%%
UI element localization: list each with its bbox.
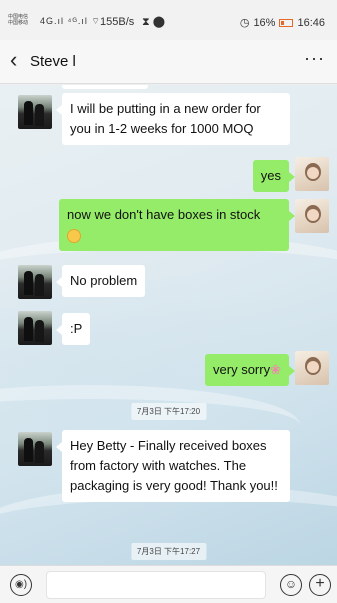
message-text: now we don't have boxes in stock bbox=[67, 207, 261, 222]
avatar-steve[interactable] bbox=[18, 95, 52, 129]
chat-area[interactable]: I will be putting in a new order for you… bbox=[0, 85, 337, 565]
avatar-betty[interactable] bbox=[295, 199, 329, 233]
previous-message-stub bbox=[62, 85, 148, 89]
back-icon[interactable]: ‹ bbox=[10, 48, 17, 72]
notification-icons: ⧗ ⬤ bbox=[142, 16, 166, 28]
avatar-betty[interactable] bbox=[295, 157, 329, 191]
message-bubble[interactable]: I will be putting in a new order for you… bbox=[56, 93, 290, 145]
message-bubble[interactable]: :P bbox=[55, 313, 91, 345]
status-right: ◷ 16% 16:46 bbox=[239, 16, 325, 30]
message-timestamp: 7月3日 下午17:20 bbox=[130, 403, 207, 420]
avatar-betty[interactable] bbox=[295, 351, 329, 385]
more-icon[interactable]: ··· bbox=[304, 48, 325, 69]
battery-icon bbox=[279, 18, 294, 27]
avatar-steve[interactable] bbox=[18, 265, 52, 299]
alarm-icon: ◷ bbox=[239, 17, 250, 29]
carrier-2: 中国移动 bbox=[8, 20, 29, 26]
status-bar: 中国电信 中国移动 4G.ıl ⁴ᴳ.ıl ⌔ 155B/s ⧗ ⬤ ◷ 16%… bbox=[0, 0, 337, 40]
signal-icon: 4G.ıl ⁴ᴳ.ıl ⌔ bbox=[40, 16, 101, 26]
avatar-steve[interactable] bbox=[18, 311, 52, 345]
message-input[interactable] bbox=[46, 571, 266, 599]
message-bubble[interactable]: yes bbox=[252, 160, 296, 192]
network-speed: 155B/s bbox=[100, 16, 135, 28]
emoji-icon[interactable]: ☺ bbox=[280, 574, 302, 596]
plus-icon[interactable]: + bbox=[309, 574, 331, 596]
clock: 16:46 bbox=[297, 16, 325, 29]
message-bubble[interactable]: Hey Betty - Finally received boxes from … bbox=[56, 430, 290, 502]
carrier-names: 中国电信 中国移动 bbox=[8, 14, 38, 26]
avatar-steve[interactable] bbox=[18, 432, 52, 466]
sweat-smile-emoji-icon bbox=[67, 228, 81, 243]
message-timestamp: 7月3日 下午17:27 bbox=[130, 543, 207, 560]
chat-title: Steve l bbox=[30, 53, 76, 70]
message-bubble[interactable]: No problem bbox=[55, 265, 146, 297]
battery-percent: 16% bbox=[253, 16, 276, 29]
input-bar: ◉) ☺ + bbox=[0, 565, 337, 603]
flower-emoji-icon: ❀ bbox=[270, 362, 281, 377]
voice-input-icon[interactable]: ◉) bbox=[10, 574, 32, 596]
message-text: very sorry bbox=[213, 362, 271, 377]
chat-header: ‹ Steve l ··· bbox=[0, 40, 337, 84]
message-bubble[interactable]: very sorry❀ bbox=[205, 354, 295, 386]
message-bubble[interactable]: now we don't have boxes in stock bbox=[59, 199, 295, 251]
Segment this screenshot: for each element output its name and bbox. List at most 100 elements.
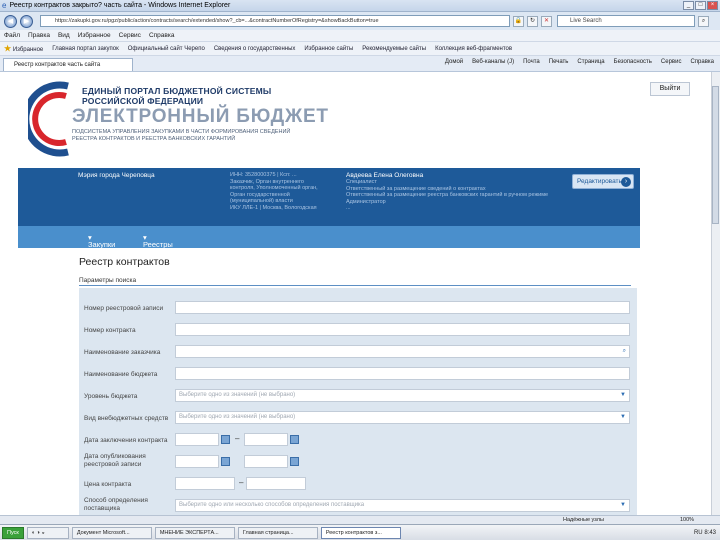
refresh-icon[interactable]: ↻ [527,15,538,27]
lock-icon[interactable]: 🔒 [513,15,524,27]
contract-date-from[interactable] [175,433,219,446]
offbudget-type-select[interactable]: Выберите одно из значений (не выбрано) ▼ [175,411,630,424]
label-offbudget-type: Вид внебюджетных средств [84,415,169,422]
stop-icon[interactable]: ✕ [541,15,552,27]
calendar-icon[interactable] [290,457,299,466]
registry-number-input[interactable] [175,301,630,314]
exit-button[interactable]: Выйти [650,82,690,96]
minimize-button[interactable]: _ [683,1,694,10]
address-bar[interactable]: https://zakupki.gov.ru/pgz/public/action… [40,15,510,27]
favorite-link-2[interactable]: Официальный сайт Черепо [128,46,205,52]
portal-logo-icon [28,81,69,157]
page-content: ЕДИНЫЙ ПОРТАЛ БЮДЖЕТНОЙ СИСТЕМЫ РОССИЙСК… [0,72,711,515]
menu-edit[interactable]: Правка [28,32,50,39]
contract-number-input[interactable] [175,323,630,336]
edit-profile-label: Редактировать [577,178,622,185]
label-budget-name: Наименование бюджета [84,371,158,378]
search-icon[interactable]: ⌕ [623,346,626,357]
menu-bar: Файл Правка Вид Избранное Сервис Справка [0,30,720,42]
label-publish-date: Дата опубликования реестровой записи [84,453,146,468]
favorite-link-1[interactable]: Главная портал закупок [52,46,118,52]
user-info-band: Мэрия города Череповца ИНН: 3528000375 |… [18,168,640,226]
logo-subtitle: ПОДСИСТЕМА УПРАВЛЕНИЯ ЗАКУПКАМИ В ЧАСТИ … [72,129,290,142]
price-from-input[interactable] [175,477,235,490]
calendar-icon[interactable] [290,435,299,444]
calendar-icon[interactable] [221,435,230,444]
favorites-star-icon[interactable]: ★ Избранное [4,44,43,53]
label-contract-date: Дата заключения контракта [84,437,168,444]
cmd-page[interactable]: Страница [577,59,604,65]
budget-level-select[interactable]: Выберите одно из значений (не выбрано) ▼ [175,389,630,402]
menu-favorites[interactable]: Избранное [78,32,111,39]
taskbar-item-home[interactable]: Главная страница... [237,526,318,539]
scrollbar-thumb[interactable] [712,86,719,224]
ie-icon: e [2,1,7,10]
search-icon[interactable]: ⌕ [698,15,709,27]
cmd-help[interactable]: Справка [690,59,714,65]
org-role-2: контроля, Уполномоченный орган, [230,185,318,191]
chevron-down-icon[interactable]: ▼ [620,500,626,511]
taskbar-item-word[interactable]: Документ Microsoft... [71,526,152,539]
arrow-right-icon: › [621,177,631,187]
publish-date-from[interactable] [175,455,219,468]
logo-sub-1: ПОДСИСТЕМА УПРАВЛЕНИЯ ЗАКУПКАМИ В ЧАСТИ … [72,129,291,135]
favorites-bar: ★ Избранное Главная портал закупок Офици… [0,42,720,56]
title-bar: e Реестр контрактов закрыто? часть сайта… [0,0,720,12]
nav-purchases[interactable]: Закупки ▾ [88,233,115,249]
logo-line-1: ЕДИНЫЙ ПОРТАЛ БЮДЖЕТНОЙ СИСТЕМЫ [82,86,272,96]
menu-view[interactable]: Вид [58,32,70,39]
taskbar-item-expert[interactable]: МНЕНИЕ ЭКСПЕРТА... [154,526,235,539]
cmd-tools[interactable]: Сервис [661,59,682,65]
close-button[interactable]: × [707,1,718,10]
favorite-link-3[interactable]: Сведения о государственных [214,46,296,52]
forward-button[interactable]: ▶ [20,14,33,28]
cmd-safety[interactable]: Безопасность [614,59,652,65]
label-budget-level: Уровень бюджета [84,393,138,400]
favorite-link-5[interactable]: Рекомендуемые сайты [362,46,426,52]
chevron-down-icon[interactable]: ▼ [620,390,626,401]
search-form: Номер реестровой записи Номер контракта … [79,288,637,515]
price-to-input[interactable] [246,477,306,490]
cmd-home[interactable]: Домой [445,59,463,65]
start-button[interactable]: Пуск [2,526,24,539]
language-indicator[interactable]: RU [694,530,703,536]
favorite-link-4[interactable]: Избранное сайты [304,46,353,52]
chevron-down-icon[interactable]: ▼ [620,412,626,423]
cmd-feeds[interactable]: Веб-каналы (J) [472,59,514,65]
cmd-mail[interactable]: Почта [523,59,540,65]
maximize-button[interactable]: □ [695,1,706,10]
user-role-2: Ответственный за размещение реестра банк… [346,192,549,198]
browser-tab[interactable]: Реестр контрактов часть сайта [3,58,133,71]
window-title: Реестр контрактов закрыто? часть сайта -… [9,2,231,9]
cmd-print[interactable]: Печать [549,59,569,65]
menu-tools[interactable]: Сервис [119,32,141,39]
nav-registries[interactable]: Реестры ▾ [143,233,173,249]
tab-row: Реестр контрактов часть сайта Домой Веб-… [0,56,720,72]
divider [79,285,631,286]
contract-date-to[interactable] [244,433,288,446]
taskbar-item-registry[interactable]: Реестр контрактов з... [320,526,401,539]
favorite-link-6[interactable]: Коллекция веб-фрагментов [435,46,512,52]
supplier-method-select[interactable]: Выберите одно или несколько способов опр… [175,499,630,512]
menu-help[interactable]: Справка [149,32,175,39]
main-nav: Закупки ▾ Реестры ▾ [18,226,640,249]
page-title: Реестр контрактов [79,256,170,268]
customer-name-input[interactable]: ⌕ [175,345,630,358]
org-details: ИНН: 3528000375 | Ксп: ... Заказчик, Орг… [230,172,318,211]
publish-date-to[interactable] [244,455,288,468]
user-name: Авдеева Елена Олеговна [346,172,424,179]
menu-file[interactable]: Файл [4,32,20,39]
search-input[interactable]: Live Search [557,15,695,27]
logo-line-2: РОССИЙСКОЙ ФЕДЕРАЦИИ [82,96,204,106]
zoom-level[interactable]: 100% [680,517,694,523]
quick-launch[interactable]: ◐ ◑ ◒ [26,526,69,539]
edit-profile-button[interactable]: Редактировать › [572,174,634,189]
org-address: ИКУ ЛЛЕ-1 | Москва, Вологодская [230,204,317,211]
back-button[interactable]: ◀ [4,14,17,28]
budget-name-input[interactable] [175,367,630,380]
taskbar: Пуск ◐ ◑ ◒ Документ Microsoft... МНЕНИЕ … [0,524,720,540]
command-bar: Домой Веб-каналы (J) Почта Печать Страни… [445,59,714,65]
label-supplier-method: Способ определения поставщика [84,497,148,512]
label-contract-number: Номер контракта [84,327,136,334]
calendar-icon[interactable] [221,457,230,466]
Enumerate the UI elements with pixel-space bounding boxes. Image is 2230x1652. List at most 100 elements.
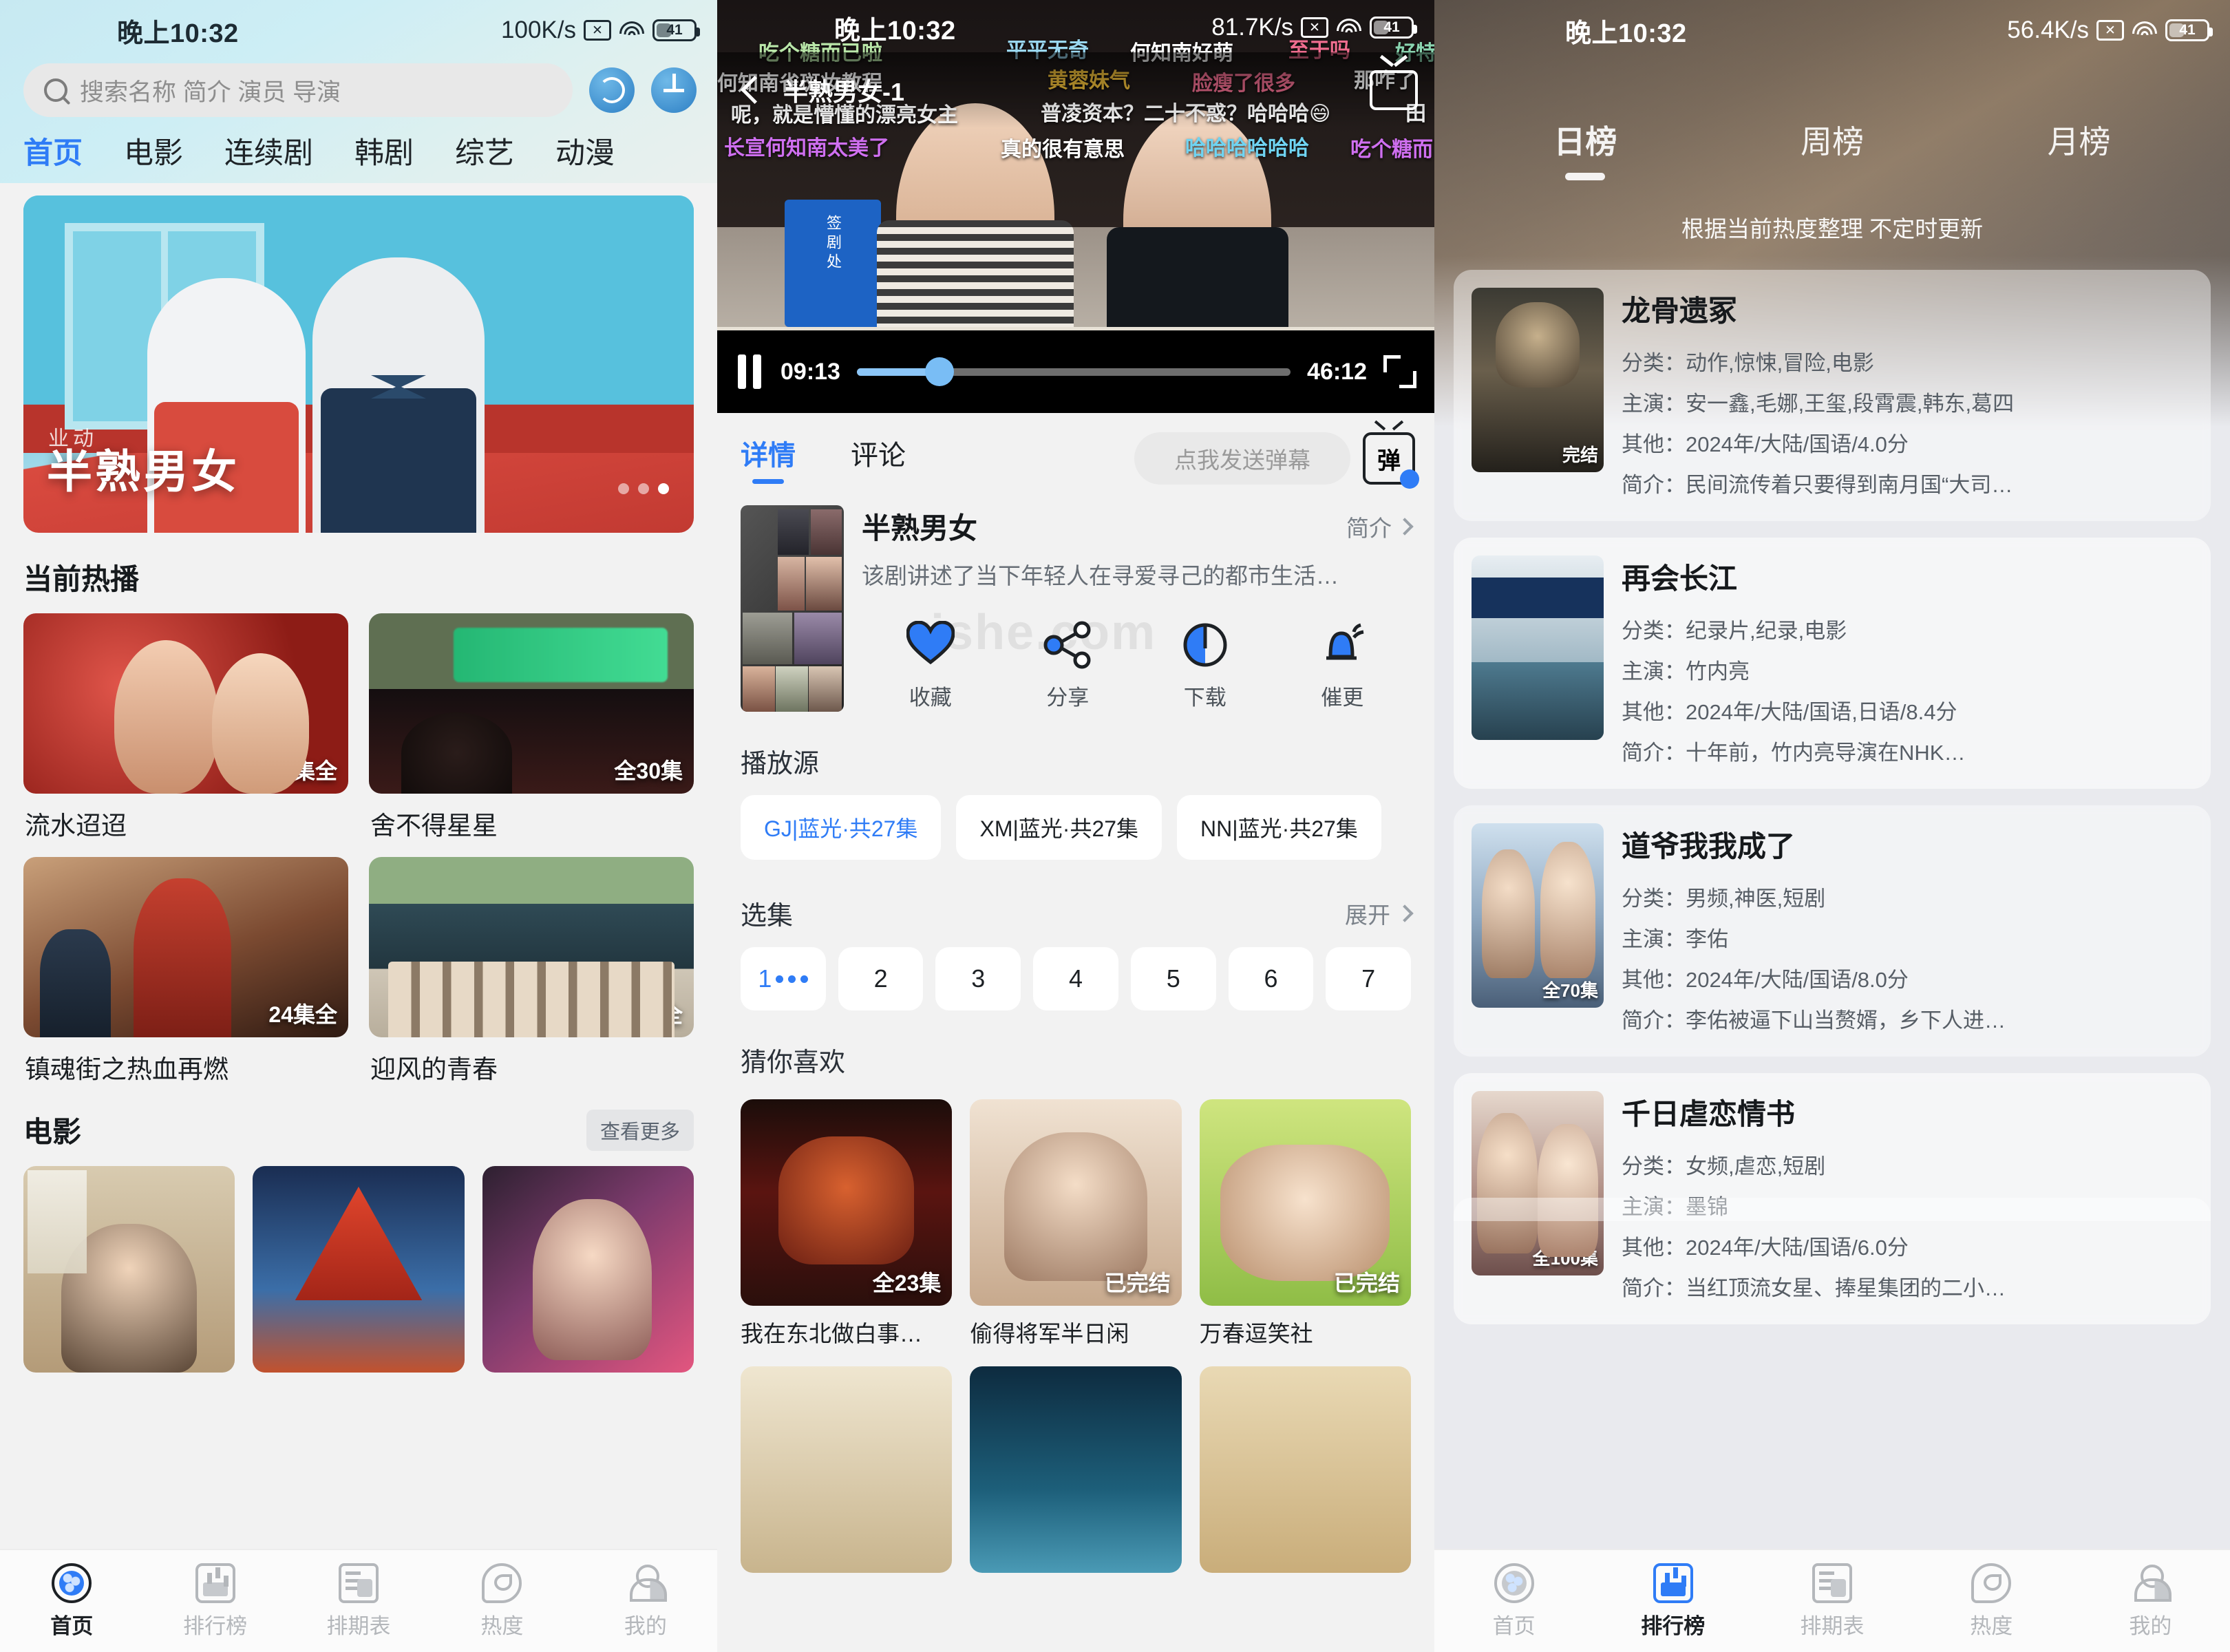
%%
EXERCISE: Format the section that opens with the line containing "refresh-icon[interactable]: ↻ [527,15,538,27]" and closes with the line containing "stop-icon[interactable]: ✕ [541,15,552,27]" as a Markdown table, both end lines included. Use a "Row" column for the row number and a "Line" column for the line itself, and omit any blank lines.

EXERCISE RESPONSE:
| Row | Line |
|---|---|
| 1 | refresh-icon[interactable]: ↻ [527,15,538,27] |
| 2 | lock-icon[interactable]: 🔒 [513,15,524,27] |
| 3 | contract-date-from[interactable] [175,433,219,446] |
| 4 | offbudget-type-select[interactable]: Выберите одно из значений (не выбрано) ▼ [175,411,630,424] |
| 5 | label-offbudget-type: Вид внебюджетных средств [84,415,169,422] |
| 6 | stop-icon[interactable]: ✕ [541,15,552,27] |